INFORMATION SUPPLIED ->
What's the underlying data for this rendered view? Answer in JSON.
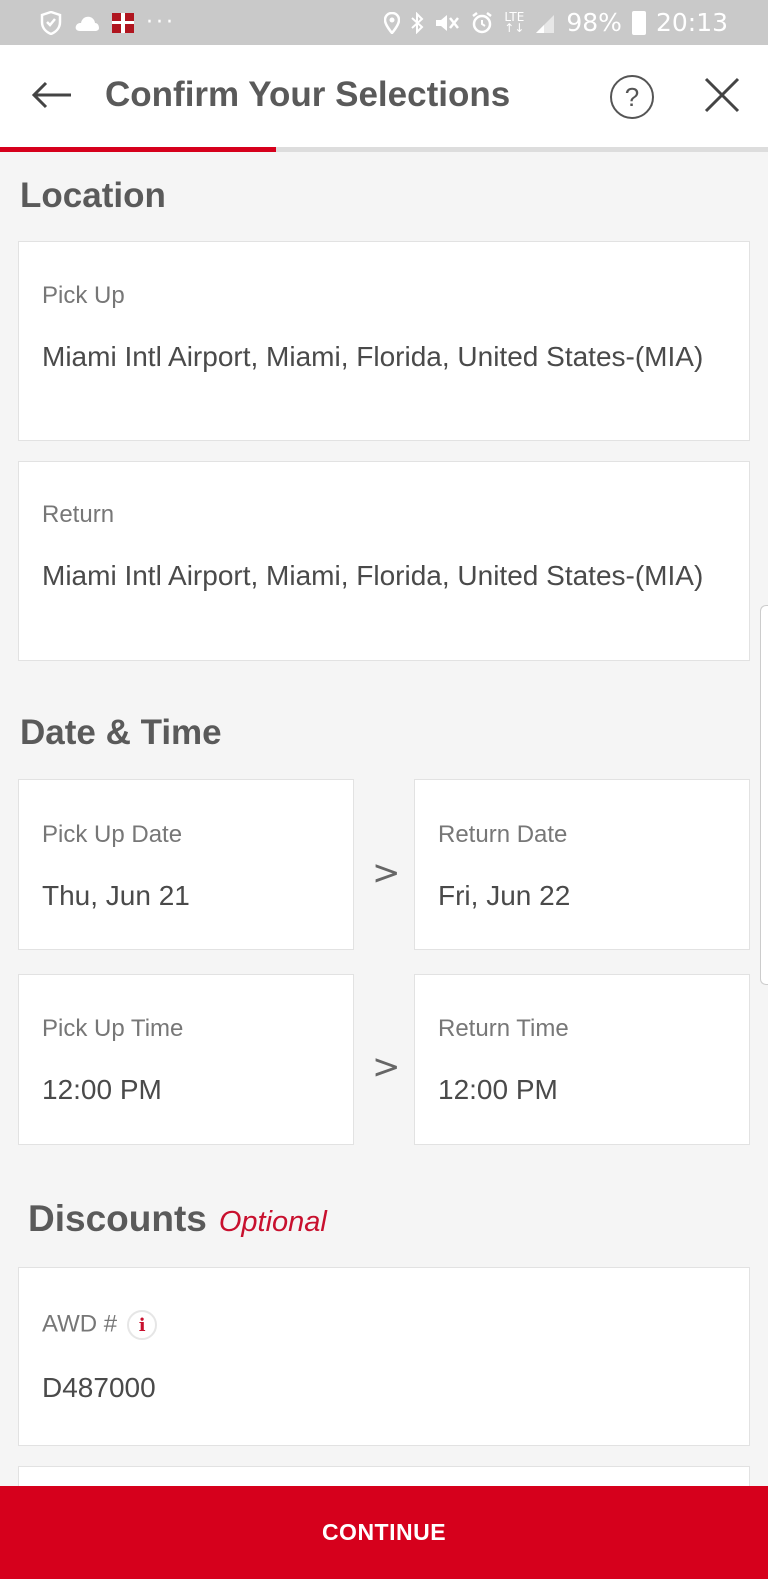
{
  "status_bar": {
    "left_icons": [
      "shield-icon",
      "cloud-icon",
      "gift-icon",
      "more-icon"
    ],
    "right_icons": [
      "location-icon",
      "bluetooth-icon",
      "mute-icon",
      "alarm-icon",
      "lte-icon",
      "signal-icon",
      "battery-icon"
    ],
    "battery": "98%",
    "time": "20:13",
    "lte_label": "LTE"
  },
  "header": {
    "title": "Confirm Your Selections",
    "help_glyph": "?",
    "progress_fraction": 0.36,
    "accent_color": "#d6001c"
  },
  "location": {
    "title": "Location",
    "pickup_label": "Pick Up",
    "pickup_value": "Miami Intl Airport, Miami, Florida, United States-(MIA)",
    "return_label": "Return",
    "return_value": "Miami Intl Airport, Miami, Florida, United States-(MIA)"
  },
  "datetime": {
    "title": "Date & Time",
    "pickup_date_label": "Pick Up Date",
    "pickup_date_value": "Thu, Jun 21",
    "return_date_label": "Return Date",
    "return_date_value": "Fri, Jun 22",
    "pickup_time_label": "Pick Up Time",
    "pickup_time_value": "12:00 PM",
    "return_time_label": "Return Time",
    "return_time_value": "12:00 PM",
    "arrow": ">"
  },
  "discounts": {
    "title": "Discounts",
    "optional_label": "Optional",
    "awd_label": "AWD #",
    "awd_value": "D487000",
    "info_glyph": "i"
  },
  "footer": {
    "continue_label": "CONTINUE"
  }
}
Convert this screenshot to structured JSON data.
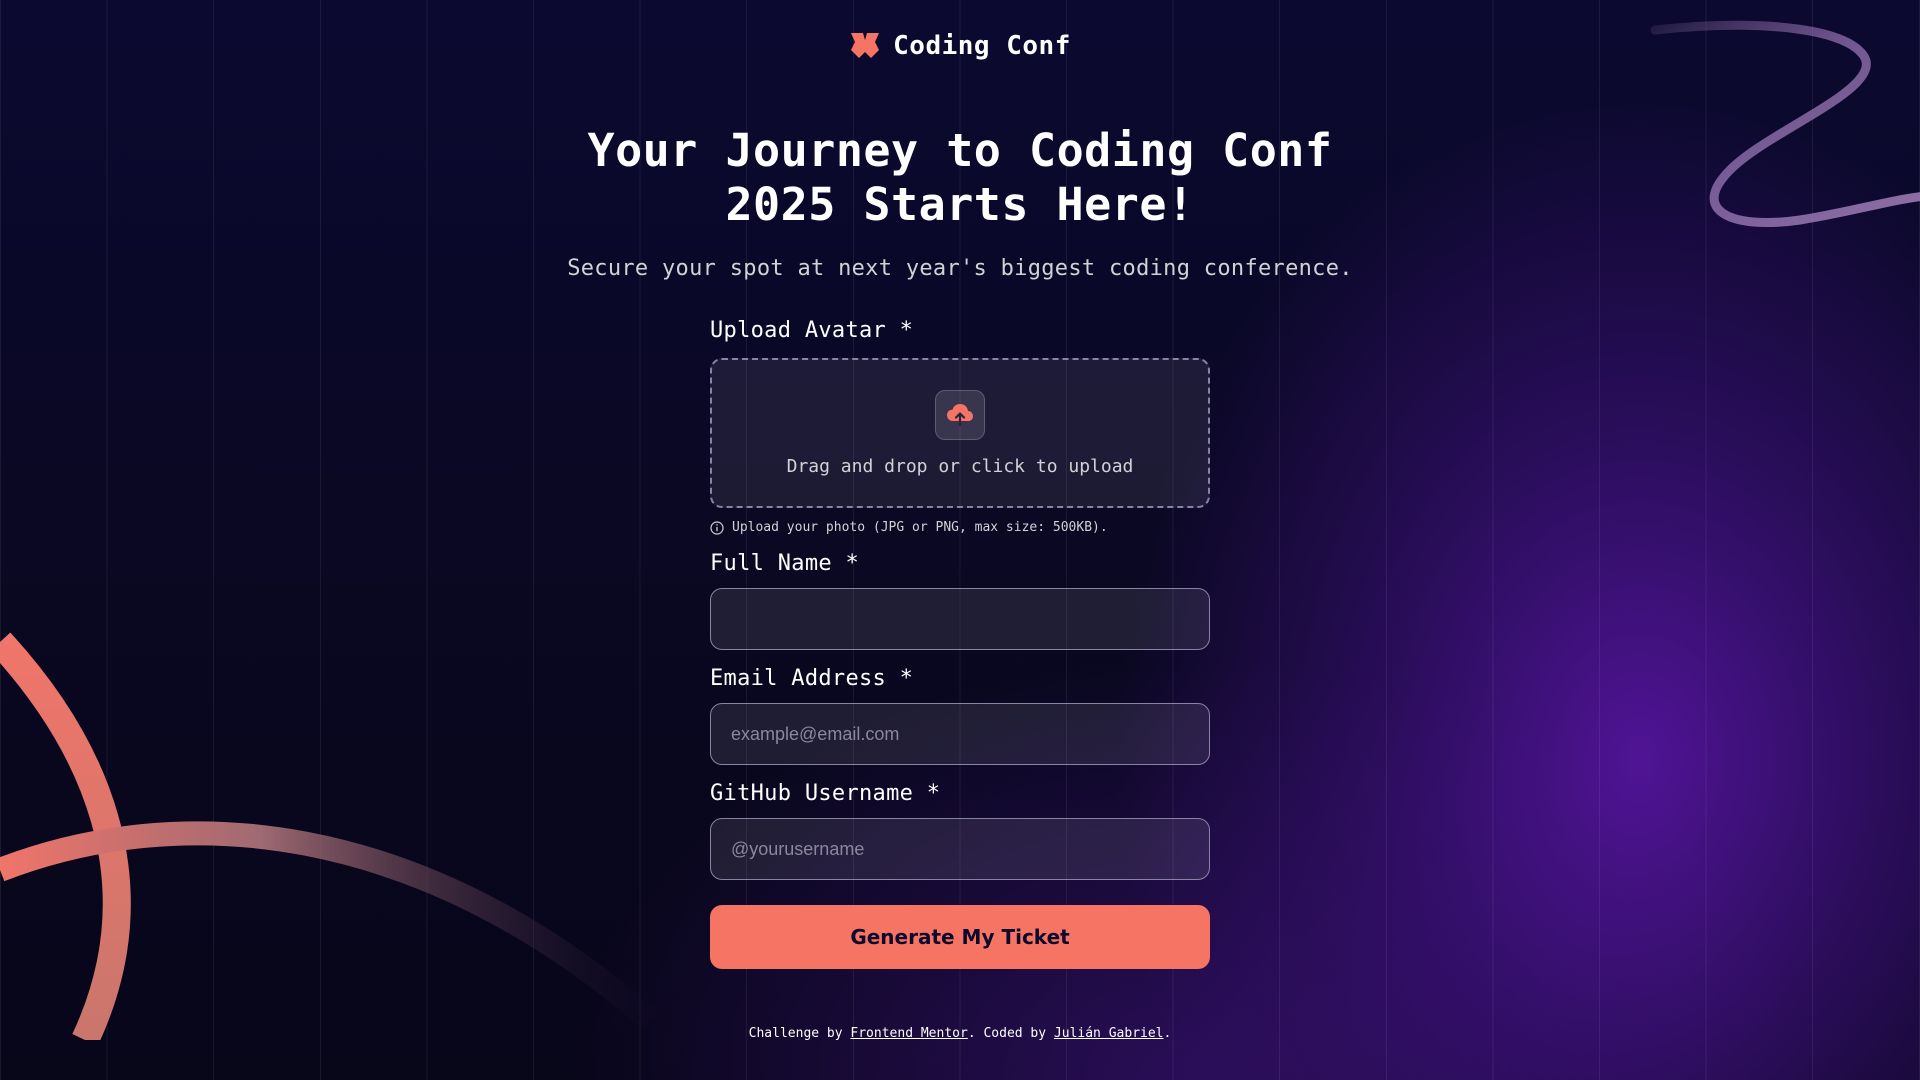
{
  "header": {
    "brand": "Coding Conf"
  },
  "hero": {
    "title": "Your Journey to Coding Conf 2025 Starts Here!",
    "subtitle": "Secure your spot at next year's biggest coding conference."
  },
  "form": {
    "avatar": {
      "label": "Upload Avatar *",
      "dropzone_text": "Drag and drop or click to upload",
      "hint": "Upload your photo (JPG or PNG, max size: 500KB)."
    },
    "full_name": {
      "label": "Full Name *",
      "value": "",
      "placeholder": ""
    },
    "email": {
      "label": "Email Address *",
      "value": "",
      "placeholder": "example@email.com"
    },
    "github": {
      "label": "GitHub Username *",
      "value": "",
      "placeholder": "@yourusername"
    },
    "submit_label": "Generate My Ticket"
  },
  "footer": {
    "prefix": "Challenge by",
    "link1": "Frontend Mentor",
    "middle": ". Coded by",
    "link2": "Julián Gabriel",
    "suffix": "."
  },
  "colors": {
    "accent": "#f57463",
    "background": "#0a0823",
    "purple_glow": "#5c16aa"
  },
  "icons": {
    "logo": "ticket-logo-icon",
    "upload": "cloud-upload-icon",
    "info": "info-icon"
  }
}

TASK TO COMPLETE ->
Repeat the preceding records precisely, and leave every picture out of the copy.

SOLUTION TO THIS PROBLEM ->
What's the underlying data for this rendered view? Answer in JSON.
{
  "status_bar": {
    "left_icons": [
      "shield-icon",
      "cloud-icon",
      "gift-icon",
      "more-icon"
    ],
    "right_icons": [
      "location-icon",
      "bluetooth-icon",
      "mute-icon",
      "alarm-icon",
      "lte-icon",
      "signal-icon",
      "battery-icon"
    ],
    "battery": "98%",
    "time": "20:13",
    "lte_label": "LTE"
  },
  "header": {
    "title": "Confirm Your Selections",
    "help_glyph": "?",
    "progress_fraction": 0.36,
    "accent_color": "#d6001c"
  },
  "location": {
    "title": "Location",
    "pickup_label": "Pick Up",
    "pickup_value": "Miami Intl Airport, Miami, Florida, United States-(MIA)",
    "return_label": "Return",
    "return_value": "Miami Intl Airport, Miami, Florida, United States-(MIA)"
  },
  "datetime": {
    "title": "Date & Time",
    "pickup_date_label": "Pick Up Date",
    "pickup_date_value": "Thu, Jun 21",
    "return_date_label": "Return Date",
    "return_date_value": "Fri, Jun 22",
    "pickup_time_label": "Pick Up Time",
    "pickup_time_value": "12:00 PM",
    "return_time_label": "Return Time",
    "return_time_value": "12:00 PM",
    "arrow": ">"
  },
  "discounts": {
    "title": "Discounts",
    "optional_label": "Optional",
    "awd_label": "AWD #",
    "awd_value": "D487000",
    "info_glyph": "i"
  },
  "footer": {
    "continue_label": "CONTINUE"
  }
}
Convert this screenshot to structured JSON data.
{
  "header": {
    "brand": "Coding Conf"
  },
  "hero": {
    "title": "Your Journey to Coding Conf 2025 Starts Here!",
    "subtitle": "Secure your spot at next year's biggest coding conference."
  },
  "form": {
    "avatar": {
      "label": "Upload Avatar *",
      "dropzone_text": "Drag and drop or click to upload",
      "hint": "Upload your photo (JPG or PNG, max size: 500KB)."
    },
    "full_name": {
      "label": "Full Name *",
      "value": "",
      "placeholder": ""
    },
    "email": {
      "label": "Email Address *",
      "value": "",
      "placeholder": "example@email.com"
    },
    "github": {
      "label": "GitHub Username *",
      "value": "",
      "placeholder": "@yourusername"
    },
    "submit_label": "Generate My Ticket"
  },
  "footer": {
    "prefix": "Challenge by",
    "link1": "Frontend Mentor",
    "middle": ". Coded by",
    "link2": "Julián Gabriel",
    "suffix": "."
  },
  "colors": {
    "accent": "#f57463",
    "background": "#0a0823",
    "purple_glow": "#5c16aa"
  },
  "icons": {
    "logo": "ticket-logo-icon",
    "upload": "cloud-upload-icon",
    "info": "info-icon"
  }
}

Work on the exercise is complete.